## Goal
Select from the records below every line that has the word "name" in it.

(Figure record listings)

■ ■ ■ ■ ■

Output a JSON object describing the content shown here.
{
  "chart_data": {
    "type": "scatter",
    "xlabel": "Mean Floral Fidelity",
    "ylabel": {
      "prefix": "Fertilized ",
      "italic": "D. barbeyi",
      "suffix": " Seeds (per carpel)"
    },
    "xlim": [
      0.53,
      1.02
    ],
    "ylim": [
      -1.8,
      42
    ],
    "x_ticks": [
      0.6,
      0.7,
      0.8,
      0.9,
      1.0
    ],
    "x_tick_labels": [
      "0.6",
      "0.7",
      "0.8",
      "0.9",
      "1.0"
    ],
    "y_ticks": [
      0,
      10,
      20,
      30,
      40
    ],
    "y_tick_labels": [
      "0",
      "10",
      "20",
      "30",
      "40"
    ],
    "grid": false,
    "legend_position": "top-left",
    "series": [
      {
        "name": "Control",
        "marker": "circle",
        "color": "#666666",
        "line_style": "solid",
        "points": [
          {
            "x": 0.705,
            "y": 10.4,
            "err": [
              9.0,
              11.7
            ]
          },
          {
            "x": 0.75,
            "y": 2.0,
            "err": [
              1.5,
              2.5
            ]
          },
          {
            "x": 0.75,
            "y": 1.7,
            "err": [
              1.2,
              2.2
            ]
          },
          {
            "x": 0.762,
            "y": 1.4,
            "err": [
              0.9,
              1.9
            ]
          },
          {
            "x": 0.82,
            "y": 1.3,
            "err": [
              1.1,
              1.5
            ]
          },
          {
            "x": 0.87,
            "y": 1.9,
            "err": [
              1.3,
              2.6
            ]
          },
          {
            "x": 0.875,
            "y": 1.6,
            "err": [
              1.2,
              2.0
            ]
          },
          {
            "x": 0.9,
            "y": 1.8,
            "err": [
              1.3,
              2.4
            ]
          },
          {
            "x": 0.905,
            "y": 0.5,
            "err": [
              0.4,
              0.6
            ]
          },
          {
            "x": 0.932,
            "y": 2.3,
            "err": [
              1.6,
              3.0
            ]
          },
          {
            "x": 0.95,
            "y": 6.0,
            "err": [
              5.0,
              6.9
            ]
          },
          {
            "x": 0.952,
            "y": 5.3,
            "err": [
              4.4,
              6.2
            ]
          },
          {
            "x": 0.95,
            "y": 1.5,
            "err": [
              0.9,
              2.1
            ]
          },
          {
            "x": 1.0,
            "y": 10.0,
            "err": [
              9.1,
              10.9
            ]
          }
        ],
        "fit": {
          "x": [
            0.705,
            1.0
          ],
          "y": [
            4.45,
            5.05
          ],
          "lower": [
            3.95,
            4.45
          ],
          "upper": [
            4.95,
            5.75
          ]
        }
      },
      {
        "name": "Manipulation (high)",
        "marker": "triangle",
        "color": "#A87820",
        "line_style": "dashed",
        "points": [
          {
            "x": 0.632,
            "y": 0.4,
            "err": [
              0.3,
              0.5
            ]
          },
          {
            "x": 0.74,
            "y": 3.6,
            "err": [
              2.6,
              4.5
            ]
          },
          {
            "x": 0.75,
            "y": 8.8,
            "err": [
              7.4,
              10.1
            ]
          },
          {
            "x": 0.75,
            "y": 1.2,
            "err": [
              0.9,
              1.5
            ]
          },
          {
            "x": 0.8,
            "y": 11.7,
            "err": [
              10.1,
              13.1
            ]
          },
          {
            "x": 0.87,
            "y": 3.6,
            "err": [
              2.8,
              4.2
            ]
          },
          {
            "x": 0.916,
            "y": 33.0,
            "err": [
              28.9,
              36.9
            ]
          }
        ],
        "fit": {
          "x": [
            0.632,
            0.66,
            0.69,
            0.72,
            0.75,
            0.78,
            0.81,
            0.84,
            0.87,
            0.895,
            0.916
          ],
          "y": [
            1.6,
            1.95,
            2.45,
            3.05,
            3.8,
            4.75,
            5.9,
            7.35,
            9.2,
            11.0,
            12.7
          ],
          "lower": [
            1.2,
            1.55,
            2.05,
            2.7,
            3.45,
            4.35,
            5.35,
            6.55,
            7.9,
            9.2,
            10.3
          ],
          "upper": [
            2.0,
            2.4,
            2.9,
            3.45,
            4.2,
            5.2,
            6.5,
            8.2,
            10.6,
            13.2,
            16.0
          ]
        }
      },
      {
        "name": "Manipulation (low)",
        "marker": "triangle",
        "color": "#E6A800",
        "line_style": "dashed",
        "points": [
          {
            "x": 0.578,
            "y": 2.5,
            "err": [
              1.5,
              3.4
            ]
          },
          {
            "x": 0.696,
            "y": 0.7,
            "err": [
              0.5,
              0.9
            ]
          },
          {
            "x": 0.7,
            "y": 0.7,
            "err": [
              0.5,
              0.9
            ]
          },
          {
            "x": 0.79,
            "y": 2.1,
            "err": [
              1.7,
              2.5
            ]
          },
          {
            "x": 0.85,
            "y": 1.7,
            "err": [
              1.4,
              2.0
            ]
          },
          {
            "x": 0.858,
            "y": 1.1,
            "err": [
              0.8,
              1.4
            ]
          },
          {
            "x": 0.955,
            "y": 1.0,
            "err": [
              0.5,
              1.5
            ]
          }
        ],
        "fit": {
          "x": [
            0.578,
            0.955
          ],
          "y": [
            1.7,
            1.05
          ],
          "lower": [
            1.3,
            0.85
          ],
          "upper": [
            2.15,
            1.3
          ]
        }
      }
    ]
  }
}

■ ■ ■ ■ ■

## Result
        "name": "Control",
        "name": "Manipulation (high)",
        "name": "Manipulation (low)",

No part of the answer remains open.